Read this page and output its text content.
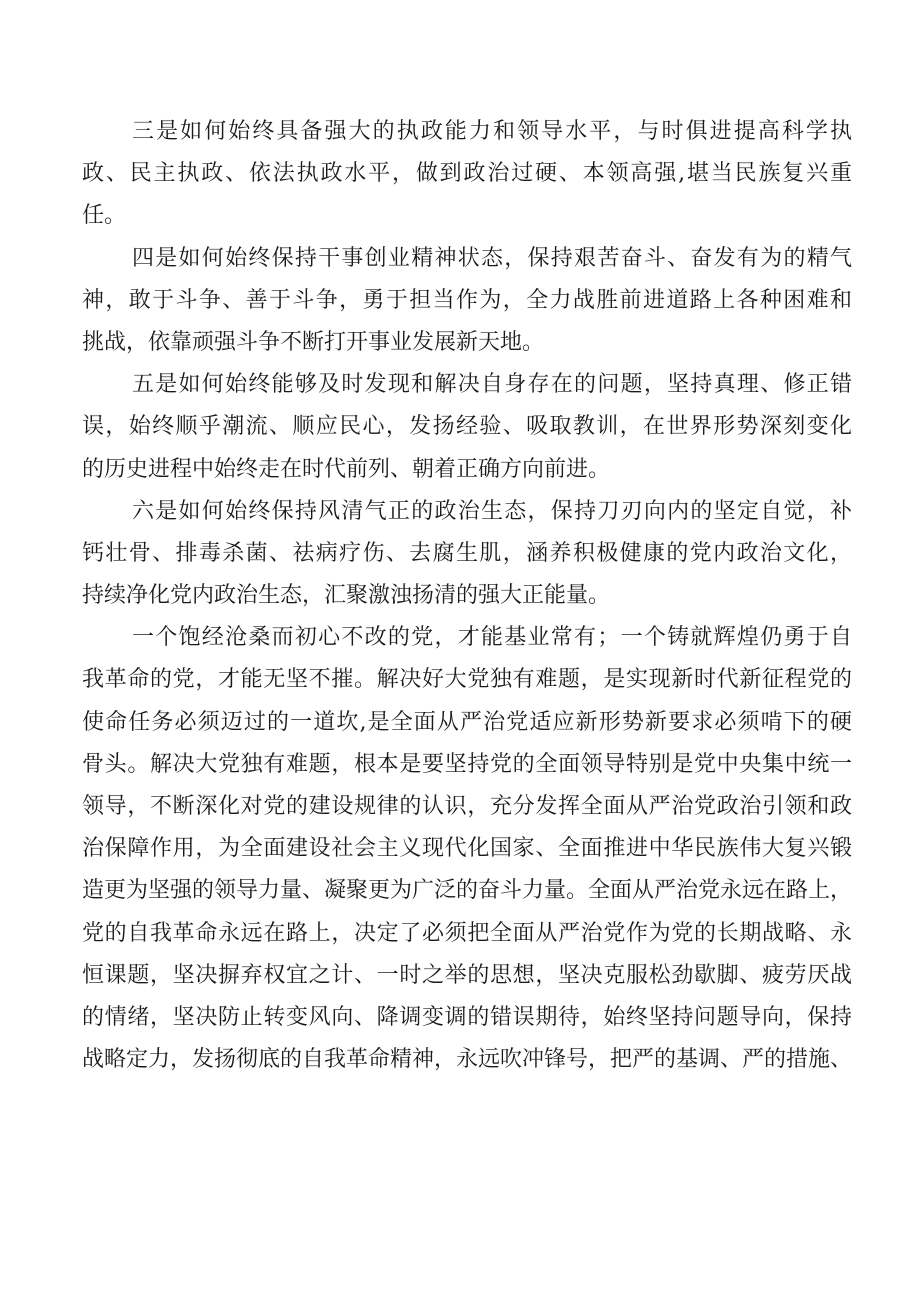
三是如何始终具备强大的执政能力和领导水平，与时俱进提高科学执
政、民主执政、依法执政水平，做到政治过硬、本领高强,堪当民族复兴重
任。
四是如何始终保持干事创业精神状态，保持艰苦奋斗、奋发有为的精气
神，敢于斗争、善于斗争，勇于担当作为，全力战胜前进道路上各种困难和
挑战，依靠顽强斗争不断打开事业发展新天地。
五是如何始终能够及时发现和解决自身存在的问题，坚持真理、修正错
误，始终顺乎潮流、顺应民心，发扬经验、吸取教训，在世界形势深刻变化
的历史进程中始终走在时代前列、朝着正确方向前进。
六是如何始终保持风清气正的政治生态，保持刀刃向内的坚定自觉，补
钙壮骨、排毒杀菌、祛病疗伤、去腐生肌，涵养积极健康的党内政治文化，
持续净化党内政治生态，汇聚激浊扬清的强大正能量。
一个饱经沧桑而初心不改的党，才能基业常有；一个铸就辉煌仍勇于自
我革命的党，才能无坚不摧。解决好大党独有难题，是实现新时代新征程党的
使命任务必须迈过的一道坎,是全面从严治党适应新形势新要求必须啃下的硬
骨头。解决大党独有难题，根本是要坚持党的全面领导特别是党中央集中统一
领导，不断深化对党的建设规律的认识，充分发挥全面从严治党政治引领和政
治保障作用，为全面建设社会主义现代化国家、全面推进中华民族伟大复兴锻
造更为坚强的领导力量、凝聚更为广泛的奋斗力量。全面从严治党永远在路上，
党的自我革命永远在路上，决定了必须把全面从严治党作为党的长期战略、永
恒课题，坚决摒弃权宜之计、一时之举的思想，坚决克服松劲歇脚、疲劳厌战
的情绪，坚决防止转变风向、降调变调的错误期待，始终坚持问题导向，保持
战略定力，发扬彻底的自我革命精神，永远吹冲锋号，把严的基调、严的措施、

GIVEN PROBLEM ▸
Each entry shown above must be quoted exactly, with its pictures left out.

EXERCISE RESPONSE ▸
Read this page and output its text content.
三是如何始终具备强大的执政能力和领导水平，与时俱进提高科学执
政、民主执政、依法执政水平，做到政治过硬、本领高强,堪当民族复兴重
任。
四是如何始终保持干事创业精神状态，保持艰苦奋斗、奋发有为的精气
神，敢于斗争、善于斗争，勇于担当作为，全力战胜前进道路上各种困难和
挑战，依靠顽强斗争不断打开事业发展新天地。
五是如何始终能够及时发现和解决自身存在的问题，坚持真理、修正错
误，始终顺乎潮流、顺应民心，发扬经验、吸取教训，在世界形势深刻变化
的历史进程中始终走在时代前列、朝着正确方向前进。
六是如何始终保持风清气正的政治生态，保持刀刃向内的坚定自觉，补
钙壮骨、排毒杀菌、祛病疗伤、去腐生肌，涵养积极健康的党内政治文化，
持续净化党内政治生态，汇聚激浊扬清的强大正能量。
一个饱经沧桑而初心不改的党，才能基业常有；一个铸就辉煌仍勇于自
我革命的党，才能无坚不摧。解决好大党独有难题，是实现新时代新征程党的
使命任务必须迈过的一道坎,是全面从严治党适应新形势新要求必须啃下的硬
骨头。解决大党独有难题，根本是要坚持党的全面领导特别是党中央集中统一
领导，不断深化对党的建设规律的认识，充分发挥全面从严治党政治引领和政
治保障作用，为全面建设社会主义现代化国家、全面推进中华民族伟大复兴锻
造更为坚强的领导力量、凝聚更为广泛的奋斗力量。全面从严治党永远在路上，
党的自我革命永远在路上，决定了必须把全面从严治党作为党的长期战略、永
恒课题，坚决摒弃权宜之计、一时之举的思想，坚决克服松劲歇脚、疲劳厌战
的情绪，坚决防止转变风向、降调变调的错误期待，始终坚持问题导向，保持
战略定力，发扬彻底的自我革命精神，永远吹冲锋号，把严的基调、严的措施、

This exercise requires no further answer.